* Begin *

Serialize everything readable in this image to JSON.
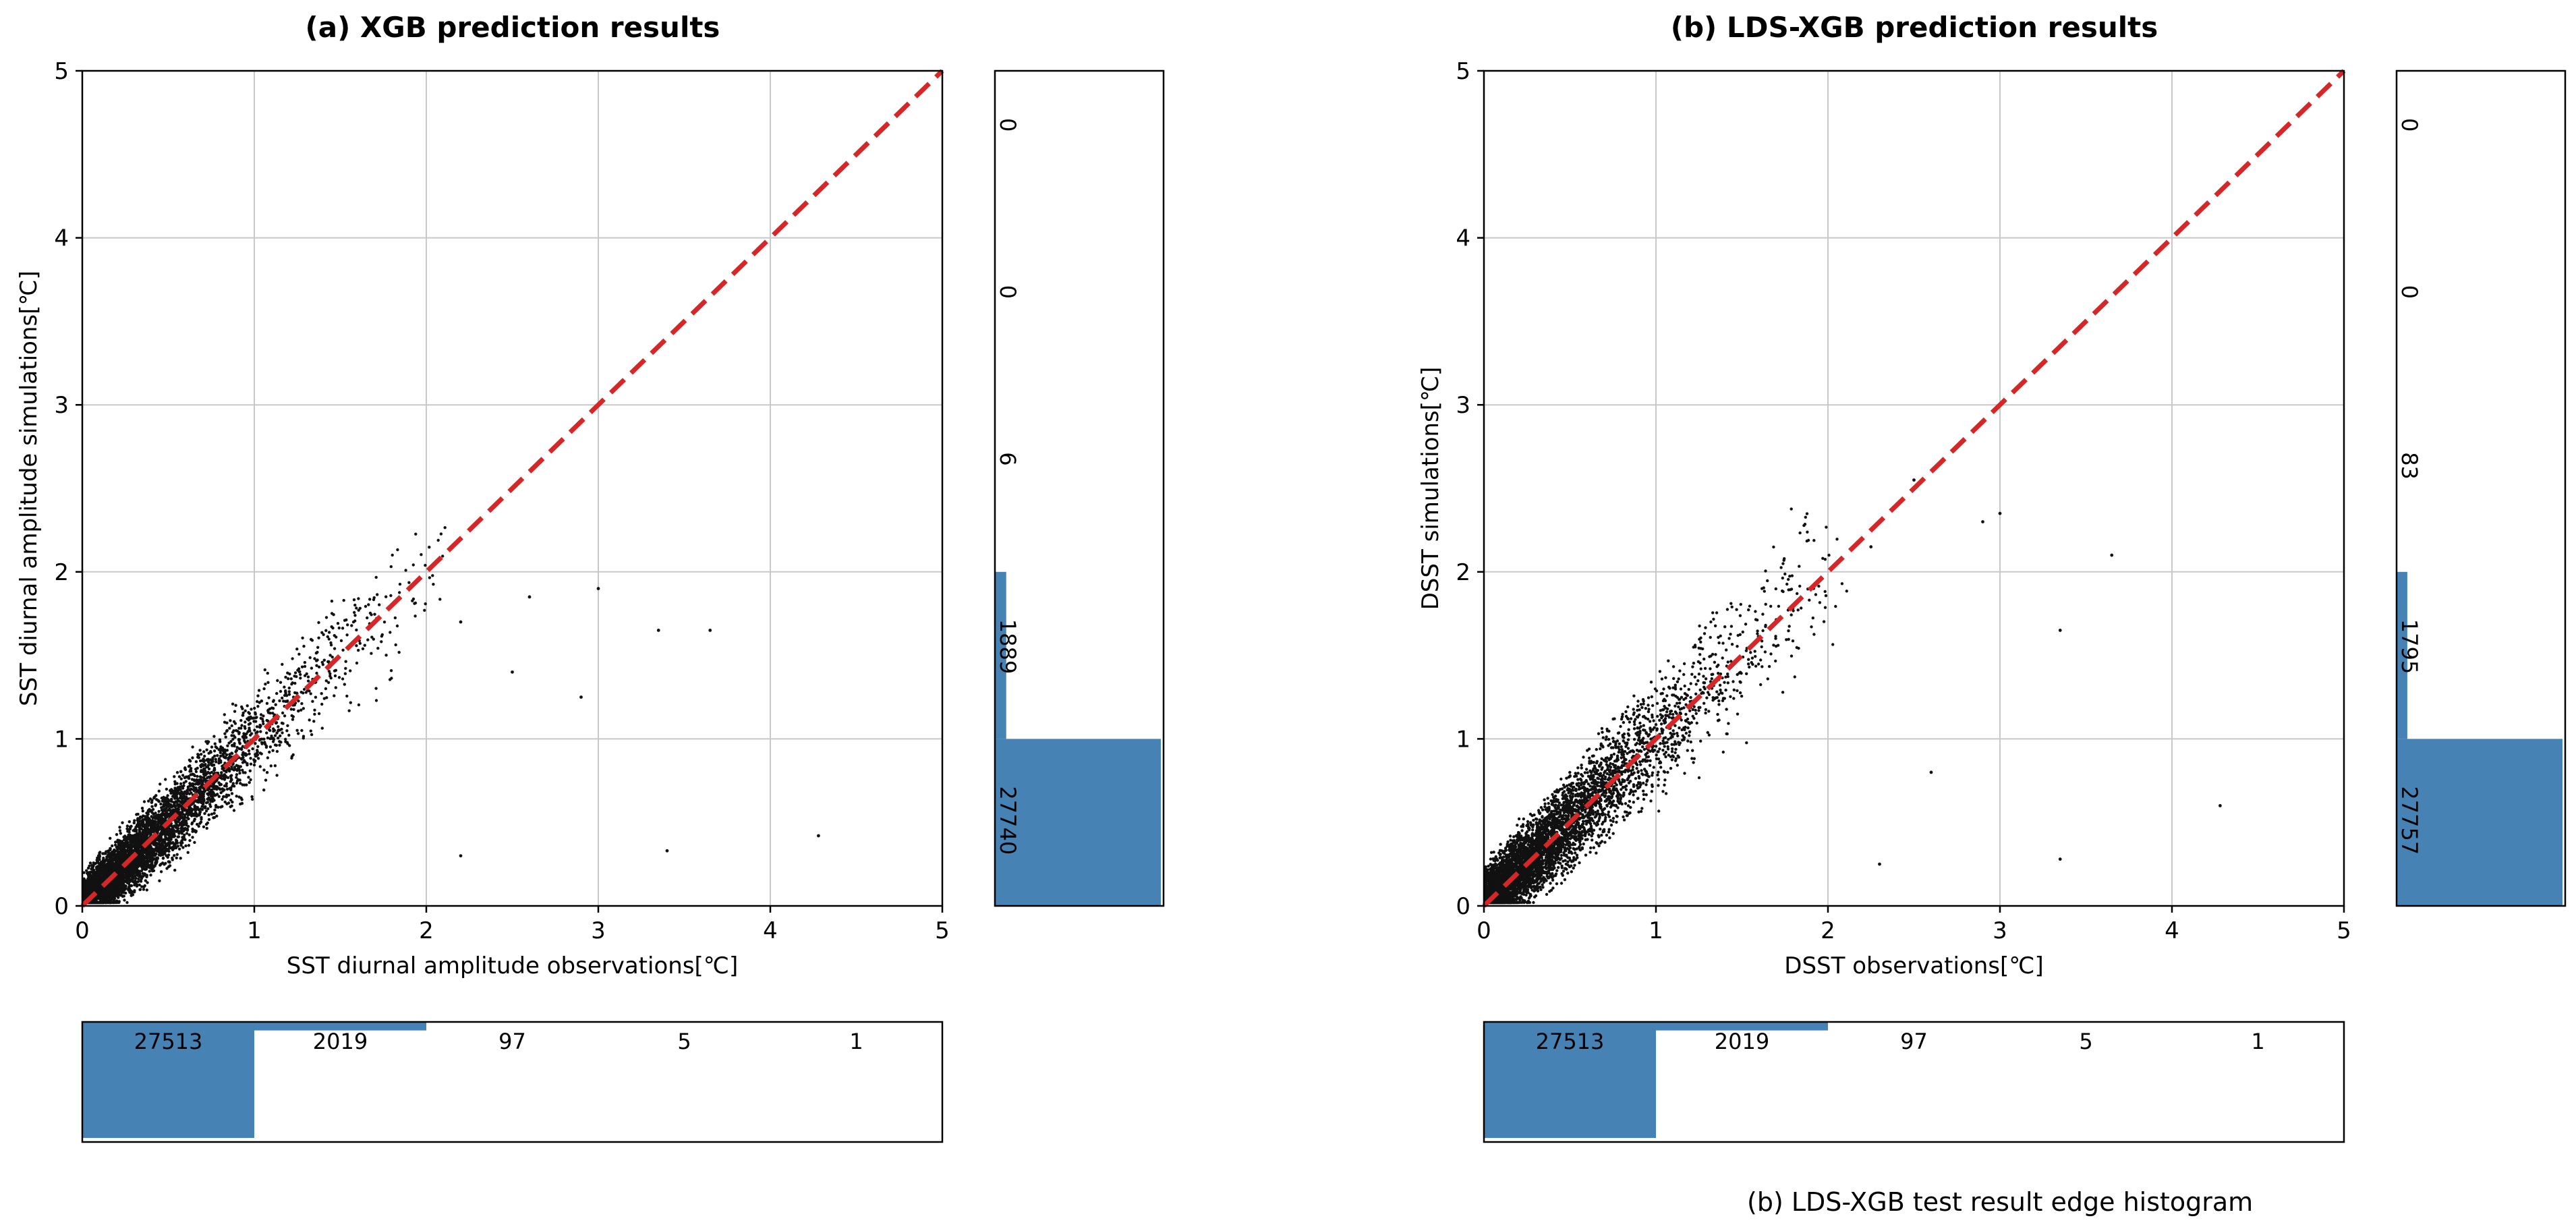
{
  "colors": {
    "bar": "#4682b4",
    "diag": "#d62728",
    "grid": "#c8c8c8",
    "point": "#111111"
  },
  "caption_b": "(b) LDS-XGB test result edge histogram",
  "chart_data": [
    {
      "type": "scatter",
      "title": "(a) XGB prediction results",
      "xlabel": "SST diurnal amplitude observations[℃]",
      "ylabel": "SST diurnal amplitude simulations[℃]",
      "xlim": [
        0,
        5
      ],
      "ylim": [
        0,
        5
      ],
      "xticks": [
        "0",
        "1",
        "2",
        "3",
        "4",
        "5"
      ],
      "yticks": [
        "0",
        "1",
        "2",
        "3",
        "4",
        "5"
      ],
      "grid": true,
      "reference_line": "y = x",
      "cloud": {
        "n_points": 5200,
        "spread": 0.25,
        "seed": 7
      },
      "outliers": [
        [
          2.2,
          1.7
        ],
        [
          2.6,
          1.85
        ],
        [
          3.0,
          1.9
        ],
        [
          3.35,
          1.65
        ],
        [
          3.65,
          1.65
        ],
        [
          4.28,
          0.42
        ],
        [
          3.4,
          0.33
        ],
        [
          2.9,
          1.25
        ],
        [
          2.5,
          1.4
        ],
        [
          2.2,
          0.3
        ]
      ],
      "top_hist": {
        "bins": [
          "0-1",
          "1-2",
          "2-3",
          "3-4",
          "4-5"
        ],
        "counts": [
          27513,
          2019,
          97,
          5,
          1
        ]
      },
      "right_hist": {
        "bins": [
          "0-1",
          "1-2",
          "2-3",
          "3-4",
          "4-5"
        ],
        "counts": [
          27740,
          1889,
          6,
          0,
          0
        ]
      }
    },
    {
      "type": "scatter",
      "title": "(b) LDS-XGB prediction results",
      "xlabel": "DSST observations[℃]",
      "ylabel": "DSST simulations[℃]",
      "xlim": [
        0,
        5
      ],
      "ylim": [
        0,
        5
      ],
      "xticks": [
        "0",
        "1",
        "2",
        "3",
        "4",
        "5"
      ],
      "yticks": [
        "0",
        "1",
        "2",
        "3",
        "4",
        "5"
      ],
      "grid": true,
      "reference_line": "y = x",
      "cloud": {
        "n_points": 5200,
        "spread": 0.3,
        "seed": 13
      },
      "outliers": [
        [
          2.5,
          2.55
        ],
        [
          2.9,
          2.3
        ],
        [
          3.0,
          2.35
        ],
        [
          3.35,
          1.65
        ],
        [
          3.65,
          2.1
        ],
        [
          4.28,
          0.6
        ],
        [
          3.35,
          0.28
        ],
        [
          2.6,
          0.8
        ],
        [
          2.25,
          2.15
        ],
        [
          2.3,
          0.25
        ]
      ],
      "top_hist": {
        "bins": [
          "0-1",
          "1-2",
          "2-3",
          "3-4",
          "4-5"
        ],
        "counts": [
          27513,
          2019,
          97,
          5,
          1
        ]
      },
      "right_hist": {
        "bins": [
          "0-1",
          "1-2",
          "2-3",
          "3-4",
          "4-5"
        ],
        "counts": [
          27757,
          1795,
          83,
          0,
          0
        ]
      }
    }
  ]
}
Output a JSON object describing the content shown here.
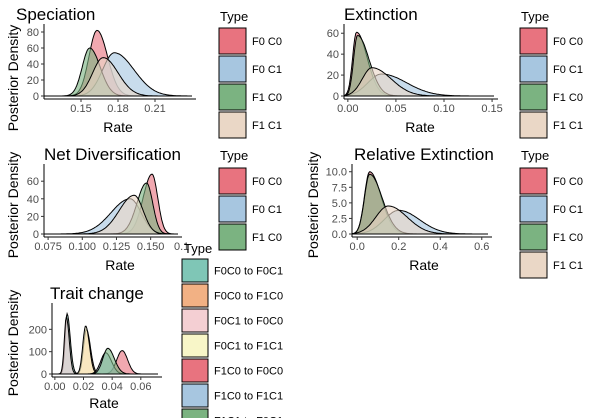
{
  "colors": {
    "F0 C0": "#e8737f",
    "F0 C1": "#a7c6e0",
    "F1 C0": "#7bb381",
    "F1 C1": "#ead7c6",
    "F0C0 to F0C1": "#7fc6b6",
    "F0C0 to F1C0": "#f2b184",
    "F0C1 to F0C0": "#f4cfd3",
    "F0C1 to F1C1": "#f8f6c8",
    "F1C0 to F0C0": "#e8737f",
    "F1C0 to F1C1": "#a7c6e0",
    "F1C1 to F0C1": "#7bb381"
  },
  "chart_data": [
    {
      "id": "speciation",
      "type": "area",
      "title": "Speciation",
      "xlabel": "Rate",
      "ylabel": "Posterior Density",
      "xlim": [
        0.12,
        0.24
      ],
      "ylim": [
        0,
        85
      ],
      "xticks": [
        0.15,
        0.18,
        0.21
      ],
      "xtick_labels": [
        "0.15",
        "0.18",
        "0.21"
      ],
      "yticks": [
        0,
        20,
        40,
        60,
        80
      ],
      "ytick_labels": [
        "0",
        "20",
        "40",
        "60",
        "80"
      ],
      "legend_title": "Type",
      "series": [
        {
          "name": "F0 C0",
          "peak_x": 0.163,
          "peak_y": 82,
          "sd_left": 0.0065,
          "sd_right": 0.0085
        },
        {
          "name": "F0 C1",
          "peak_x": 0.177,
          "peak_y": 54,
          "sd_left": 0.0095,
          "sd_right": 0.016
        },
        {
          "name": "F1 C0",
          "peak_x": 0.157,
          "peak_y": 60,
          "sd_left": 0.006,
          "sd_right": 0.0085
        },
        {
          "name": "F1 C1",
          "peak_x": 0.168,
          "peak_y": 48,
          "sd_left": 0.0085,
          "sd_right": 0.012
        }
      ]
    },
    {
      "id": "extinction",
      "type": "area",
      "title": "Extinction",
      "xlabel": "Rate",
      "ylabel": "",
      "xlim": [
        -0.004,
        0.152
      ],
      "ylim": [
        0,
        65
      ],
      "xticks": [
        0,
        0.05,
        0.1,
        0.15
      ],
      "xtick_labels": [
        "0.00",
        "0.05",
        "0.10",
        "0.15"
      ],
      "yticks": [
        0,
        20,
        40,
        60
      ],
      "ytick_labels": [
        "0",
        "20",
        "40",
        "60"
      ],
      "legend_title": "Type",
      "series": [
        {
          "name": "F0 C0",
          "peak_x": 0.009,
          "peak_y": 61,
          "sd_left": 0.004,
          "sd_right": 0.011
        },
        {
          "name": "F0 C1",
          "peak_x": 0.035,
          "peak_y": 21,
          "sd_left": 0.014,
          "sd_right": 0.026
        },
        {
          "name": "F1 C0",
          "peak_x": 0.01,
          "peak_y": 58,
          "sd_left": 0.004,
          "sd_right": 0.012
        },
        {
          "name": "F1 C1",
          "peak_x": 0.025,
          "peak_y": 27,
          "sd_left": 0.01,
          "sd_right": 0.02
        }
      ]
    },
    {
      "id": "net-diversification",
      "type": "area",
      "title": "Net Diversification",
      "xlabel": "Rate",
      "ylabel": "Posterior Density",
      "xlim": [
        0.072,
        0.17
      ],
      "ylim": [
        0,
        75
      ],
      "xticks": [
        0.075,
        0.1,
        0.125,
        0.15
      ],
      "xtick_labels": [
        "0.075",
        "0.100",
        "0.125",
        "0.150"
      ],
      "xtick_extra": "0.1",
      "yticks": [
        0,
        20,
        40,
        60
      ],
      "ytick_labels": [
        "0",
        "20",
        "40",
        "60"
      ],
      "legend_title": "Type",
      "series": [
        {
          "name": "F0 C0",
          "peak_x": 0.151,
          "peak_y": 68,
          "sd_left": 0.0065,
          "sd_right": 0.0042
        },
        {
          "name": "F0 C1",
          "peak_x": 0.135,
          "peak_y": 40,
          "sd_left": 0.014,
          "sd_right": 0.008
        },
        {
          "name": "F1 C0",
          "peak_x": 0.147,
          "peak_y": 58,
          "sd_left": 0.007,
          "sd_right": 0.0045
        },
        {
          "name": "F1 C1",
          "peak_x": 0.138,
          "peak_y": 44,
          "sd_left": 0.011,
          "sd_right": 0.0065
        }
      ]
    },
    {
      "id": "relative-extinction",
      "type": "area",
      "title": "Relative Extinction",
      "xlabel": "Rate",
      "ylabel": "Posterior Density",
      "xlim": [
        -0.025,
        0.63
      ],
      "ylim": [
        0,
        10.6
      ],
      "xticks": [
        0,
        0.2,
        0.4,
        0.6
      ],
      "xtick_labels": [
        "0.0",
        "0.2",
        "0.4",
        "0.6"
      ],
      "yticks": [
        0,
        2.5,
        5,
        7.5,
        10
      ],
      "ytick_labels": [
        "0.0",
        "2.5",
        "5.0",
        "7.5",
        "10.0"
      ],
      "legend_title": "Type",
      "series": [
        {
          "name": "F0 C0",
          "peak_x": 0.06,
          "peak_y": 10.0,
          "sd_left": 0.025,
          "sd_right": 0.055
        },
        {
          "name": "F0 C1",
          "peak_x": 0.2,
          "peak_y": 3.8,
          "sd_left": 0.07,
          "sd_right": 0.1
        },
        {
          "name": "F1 C0",
          "peak_x": 0.06,
          "peak_y": 9.6,
          "sd_left": 0.025,
          "sd_right": 0.06
        },
        {
          "name": "F1 C1",
          "peak_x": 0.15,
          "peak_y": 4.5,
          "sd_left": 0.06,
          "sd_right": 0.09
        }
      ]
    },
    {
      "id": "trait-change",
      "type": "area",
      "title": "Trait change",
      "xlabel": "Rate",
      "ylabel": "Posterior Density",
      "xlim": [
        -0.002,
        0.072
      ],
      "ylim": [
        0,
        300
      ],
      "xticks": [
        0,
        0.02,
        0.04,
        0.06
      ],
      "xtick_labels": [
        "0.00",
        "0.02",
        "0.04",
        "0.06"
      ],
      "yticks": [
        0,
        100,
        200
      ],
      "ytick_labels": [
        "0",
        "100",
        "200"
      ],
      "legend_title": "Type",
      "series": [
        {
          "name": "F0C0 to F0C1",
          "peak_x": 0.0085,
          "peak_y": 270,
          "sd_left": 0.0014,
          "sd_right": 0.0022
        },
        {
          "name": "F0C0 to F1C0",
          "peak_x": 0.022,
          "peak_y": 200,
          "sd_left": 0.002,
          "sd_right": 0.0028
        },
        {
          "name": "F0C1 to F0C0",
          "peak_x": 0.008,
          "peak_y": 255,
          "sd_left": 0.0014,
          "sd_right": 0.002
        },
        {
          "name": "F0C1 to F1C1",
          "peak_x": 0.0215,
          "peak_y": 215,
          "sd_left": 0.002,
          "sd_right": 0.0026
        },
        {
          "name": "F1C0 to F0C0",
          "peak_x": 0.047,
          "peak_y": 105,
          "sd_left": 0.0038,
          "sd_right": 0.0038
        },
        {
          "name": "F1C0 to F1C1",
          "peak_x": 0.0355,
          "peak_y": 95,
          "sd_left": 0.0035,
          "sd_right": 0.004
        },
        {
          "name": "F1C1 to F0C1",
          "peak_x": 0.037,
          "peak_y": 115,
          "sd_left": 0.0035,
          "sd_right": 0.0045
        }
      ]
    }
  ]
}
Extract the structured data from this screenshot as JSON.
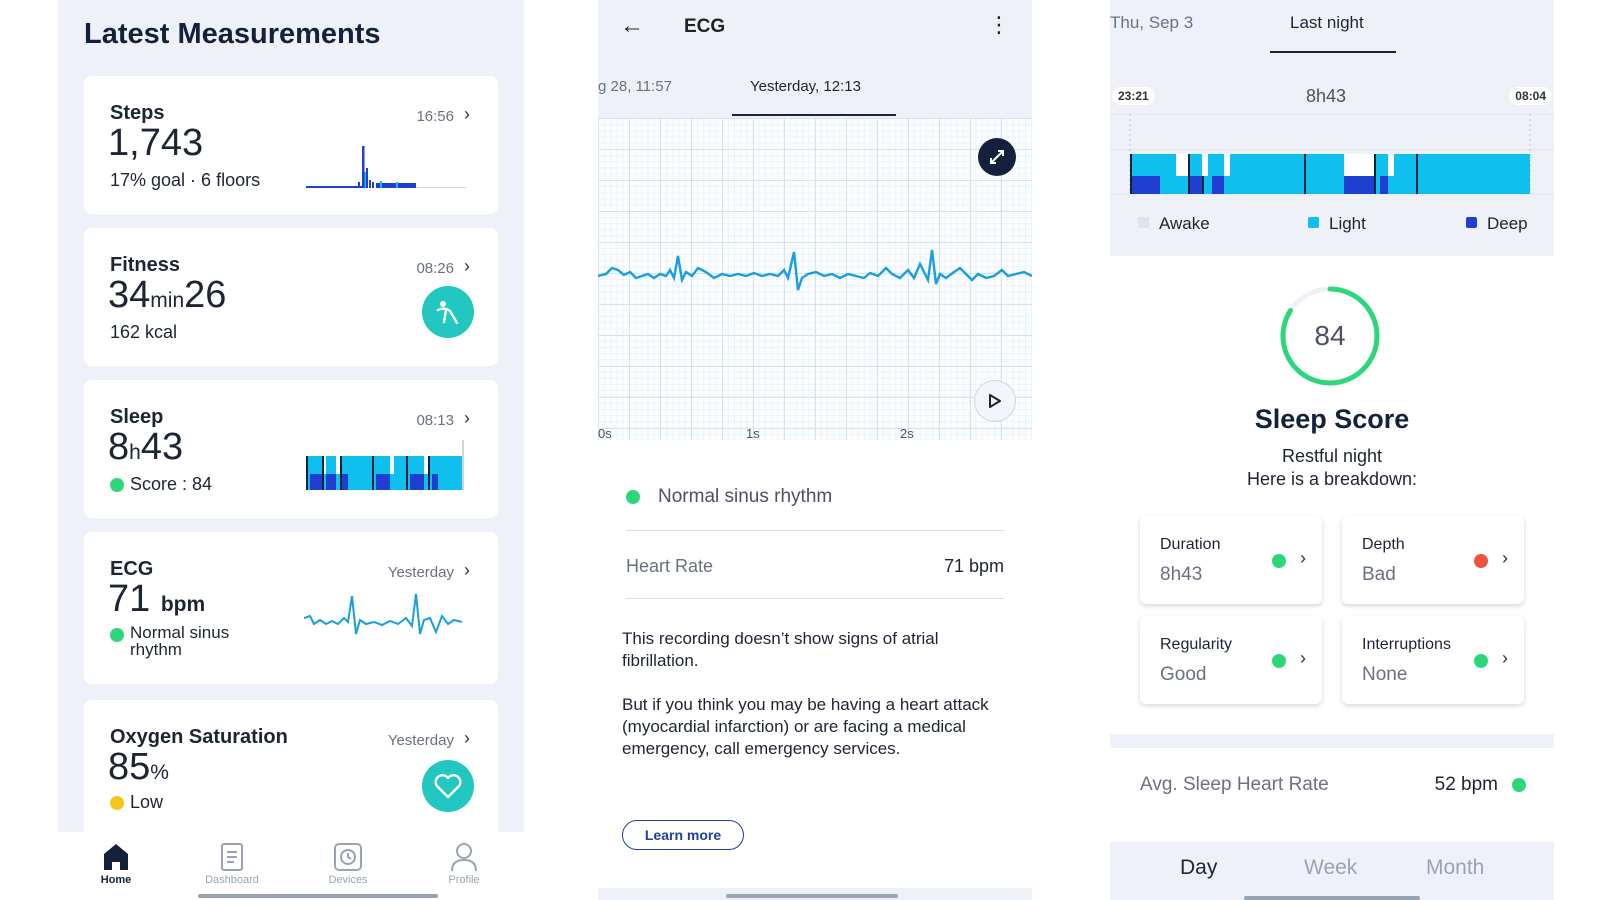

* End *

## [Task requirements]
Find every line in the records above that contains the word "JSON", and copy each one.

## [Response below]
Serialize everything readable in this image to JSON.
Output a JSON object describing the content shown here.
Extract the structured data from this screenshot as JSON.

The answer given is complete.